___ Material for the task

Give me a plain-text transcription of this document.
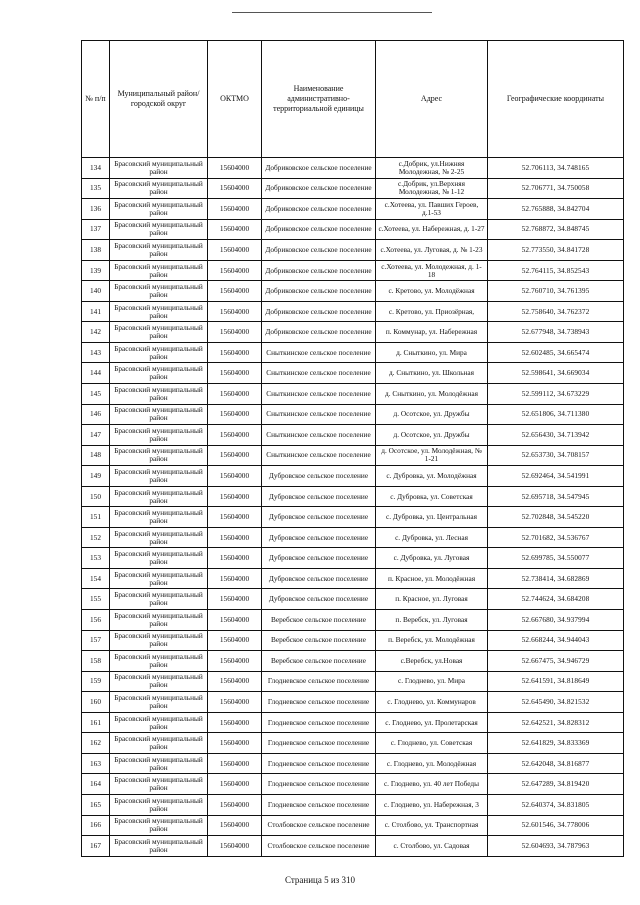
№ п/п	Муниципальный район/городской округ	ОКТМО	Наименование административно-территориальной единицы	Адрес	Географические координаты
134	Брасовский муниципальный район	15604000	Добриковское сельское поселение	с.Добрик, ул.Нижняя Молодежная, № 2-25	52.706113, 34.748165
135	Брасовский муниципальный район	15604000	Добриковское сельское поселение	с.Добрик, ул.Верхняя Молодежная, № 1-12	52.706771, 34.750058
136	Брасовский муниципальный район	15604000	Добриковское сельское поселение	с.Хотеева, ул. Павших Героев, д.1-53	52.765888, 34.842704
137	Брасовский муниципальный район	15604000	Добриковское сельское поселение	с.Хотеева, ул. Набережная, д. 1-27	52.768872, 34.848745
138	Брасовский муниципальный район	15604000	Добриковское сельское поселение	с.Хотеева, ул. Луговая, д. № 1-23	52.773550, 34.841728
139	Брасовский муниципальный район	15604000	Добриковское сельское поселение	с.Хотеева, ул. Молодежная, д. 1-18	52.764115, 34.852543
140	Брасовский муниципальный район	15604000	Добриковское сельское поселение	с. Кретово, ул. Молодёжная	52.760710, 34.761395
141	Брасовский муниципальный район	15604000	Добриковское сельское поселение	с. Кретово, ул. Приозёрная,	52.758640, 34.762372
142	Брасовский муниципальный район	15604000	Добриковское сельское поселение	п. Коммунар, ул. Набережная	52.677948, 34.738943
143	Брасовский муниципальный район	15604000	Сныткинское сельское поселение	д. Сныткино, ул. Мира	52.602485, 34.665474
144	Брасовский муниципальный район	15604000	Сныткинское сельское поселение	д. Сныткино, ул. Школьная	52.598641, 34.669034
145	Брасовский муниципальный район	15604000	Сныткинское сельское поселение	д. Сныткино, ул. Молодёжная	52.599112, 34.673229
146	Брасовский муниципальный район	15604000	Сныткинское сельское поселение	д. Осотское, ул. Дружбы	52.651806, 34.711380
147	Брасовский муниципальный район	15604000	Сныткинское сельское поселение	д. Осотское, ул. Дружбы	52.656430, 34.713942
148	Брасовский муниципальный район	15604000	Сныткинское сельское поселение	д. Осотское, ул. Молодёжная, № 1-21	52.653730, 34.708157
149	Брасовский муниципальный район	15604000	Дубровское сельское поселение	с. Дубровка, ул. Молодёжная	52.692464, 34.541991
150	Брасовский муниципальный район	15604000	Дубровское сельское поселение	с. Дубровка, ул. Советская	52.695718, 34.547945
151	Брасовский муниципальный район	15604000	Дубровское сельское поселение	с. Дубровка, ул. Центральная	52.702848, 34.545220
152	Брасовский муниципальный район	15604000	Дубровское сельское поселение	с. Дубровка, ул. Лесная	52.701682, 34.536767
153	Брасовский муниципальный район	15604000	Дубровское сельское поселение	с. Дубровка, ул. Луговая	52.699785, 34.550077
154	Брасовский муниципальный район	15604000	Дубровское сельское поселение	п. Красное, ул. Молодёжная	52.738414, 34.682869
155	Брасовский муниципальный район	15604000	Дубровское сельское поселение	п. Красное, ул. Луговая	52.744624, 34.684208
156	Брасовский муниципальный район	15604000	Веребское сельское поселение	п. Веребск, ул. Луговая	52.667680, 34.937994
157	Брасовский муниципальный район	15604000	Веребское сельское поселение	п. Веребск, ул. Молодёжная	52.668244, 34.944043
158	Брасовский муниципальный район	15604000	Веребское сельское поселение	с.Веребск, ул.Новая	52.667475, 34.946729
159	Брасовский муниципальный район	15604000	Глодневское сельское поселение	с. Глоднево, ул. Мира	52.641591, 34.818649
160	Брасовский муниципальный район	15604000	Глодневское сельское поселение	с. Глоднево, ул. Коммунаров	52.645490, 34.821532
161	Брасовский муниципальный район	15604000	Глодневское сельское поселение	с. Глоднево, ул. Пролетарская	52.642521, 34.828312
162	Брасовский муниципальный район	15604000	Глодневское сельское поселение	с. Глоднево, ул. Советская	52.641829, 34.833369
163	Брасовский муниципальный район	15604000	Глодневское сельское поселение	с. Глоднево, ул. Молодёжная	52.642048, 34.816877
164	Брасовский муниципальный район	15604000	Глодневское сельское поселение	с. Глоднево, ул. 40 лет Победы	52.647289, 34.819420
165	Брасовский муниципальный район	15604000	Глодневское сельское поселение	с. Глоднево, ул. Набережная, 3	52.640374, 34.831805
166	Брасовский муниципальный район	15604000	Столбовское сельское поселение	с. Столбово, ул. Транспортная	52.601546, 34.778006
167	Брасовский муниципальный район	15604000	Столбовское сельское поселение	с. Столбово, ул. Садовая	52.604693, 34.787963
Страница 5 из 310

______

Exercise brief:
Transcribe the whole listing, character for character, but not its images.

The solution:
Give me a plain-text transcription of this document.
№ п/п	Муниципальный район/городской округ	ОКТМО	Наименование административно-территориальной единицы	Адрес	Географические координаты
134	Брасовский муниципальный район	15604000	Добриковское сельское поселение	с.Добрик, ул.Нижняя Молодежная, № 2-25	52.706113, 34.748165
135	Брасовский муниципальный район	15604000	Добриковское сельское поселение	с.Добрик, ул.Верхняя Молодежная, № 1-12	52.706771, 34.750058
136	Брасовский муниципальный район	15604000	Добриковское сельское поселение	с.Хотеева, ул. Павших Героев, д.1-53	52.765888, 34.842704
137	Брасовский муниципальный район	15604000	Добриковское сельское поселение	с.Хотеева, ул. Набережная, д. 1-27	52.768872, 34.848745
138	Брасовский муниципальный район	15604000	Добриковское сельское поселение	с.Хотеева, ул. Луговая, д. № 1-23	52.773550, 34.841728
139	Брасовский муниципальный район	15604000	Добриковское сельское поселение	с.Хотеева, ул. Молодежная, д. 1-18	52.764115, 34.852543
140	Брасовский муниципальный район	15604000	Добриковское сельское поселение	с. Кретово, ул. Молодёжная	52.760710, 34.761395
141	Брасовский муниципальный район	15604000	Добриковское сельское поселение	с. Кретово, ул. Приозёрная,	52.758640, 34.762372
142	Брасовский муниципальный район	15604000	Добриковское сельское поселение	п. Коммунар, ул. Набережная	52.677948, 34.738943
143	Брасовский муниципальный район	15604000	Сныткинское сельское поселение	д. Сныткино, ул. Мира	52.602485, 34.665474
144	Брасовский муниципальный район	15604000	Сныткинское сельское поселение	д. Сныткино, ул. Школьная	52.598641, 34.669034
145	Брасовский муниципальный район	15604000	Сныткинское сельское поселение	д. Сныткино, ул. Молодёжная	52.599112, 34.673229
146	Брасовский муниципальный район	15604000	Сныткинское сельское поселение	д. Осотское, ул. Дружбы	52.651806, 34.711380
147	Брасовский муниципальный район	15604000	Сныткинское сельское поселение	д. Осотское, ул. Дружбы	52.656430, 34.713942
148	Брасовский муниципальный район	15604000	Сныткинское сельское поселение	д. Осотское, ул. Молодёжная, № 1-21	52.653730, 34.708157
149	Брасовский муниципальный район	15604000	Дубровское сельское поселение	с. Дубровка, ул. Молодёжная	52.692464, 34.541991
150	Брасовский муниципальный район	15604000	Дубровское сельское поселение	с. Дубровка, ул. Советская	52.695718, 34.547945
151	Брасовский муниципальный район	15604000	Дубровское сельское поселение	с. Дубровка, ул. Центральная	52.702848, 34.545220
152	Брасовский муниципальный район	15604000	Дубровское сельское поселение	с. Дубровка, ул. Лесная	52.701682, 34.536767
153	Брасовский муниципальный район	15604000	Дубровское сельское поселение	с. Дубровка, ул. Луговая	52.699785, 34.550077
154	Брасовский муниципальный район	15604000	Дубровское сельское поселение	п. Красное, ул. Молодёжная	52.738414, 34.682869
155	Брасовский муниципальный район	15604000	Дубровское сельское поселение	п. Красное, ул. Луговая	52.744624, 34.684208
156	Брасовский муниципальный район	15604000	Веребское сельское поселение	п. Веребск, ул. Луговая	52.667680, 34.937994
157	Брасовский муниципальный район	15604000	Веребское сельское поселение	п. Веребск, ул. Молодёжная	52.668244, 34.944043
158	Брасовский муниципальный район	15604000	Веребское сельское поселение	с.Веребск, ул.Новая	52.667475, 34.946729
159	Брасовский муниципальный район	15604000	Глодневское сельское поселение	с. Глоднево, ул. Мира	52.641591, 34.818649
160	Брасовский муниципальный район	15604000	Глодневское сельское поселение	с. Глоднево, ул. Коммунаров	52.645490, 34.821532
161	Брасовский муниципальный район	15604000	Глодневское сельское поселение	с. Глоднево, ул. Пролетарская	52.642521, 34.828312
162	Брасовский муниципальный район	15604000	Глодневское сельское поселение	с. Глоднево, ул. Советская	52.641829, 34.833369
163	Брасовский муниципальный район	15604000	Глодневское сельское поселение	с. Глоднево, ул. Молодёжная	52.642048, 34.816877
164	Брасовский муниципальный район	15604000	Глодневское сельское поселение	с. Глоднево, ул. 40 лет Победы	52.647289, 34.819420
165	Брасовский муниципальный район	15604000	Глодневское сельское поселение	с. Глоднево, ул. Набережная, 3	52.640374, 34.831805
166	Брасовский муниципальный район	15604000	Столбовское сельское поселение	с. Столбово, ул. Транспортная	52.601546, 34.778006
167	Брасовский муниципальный район	15604000	Столбовское сельское поселение	с. Столбово, ул. Садовая	52.604693, 34.787963
Страница 5 из 310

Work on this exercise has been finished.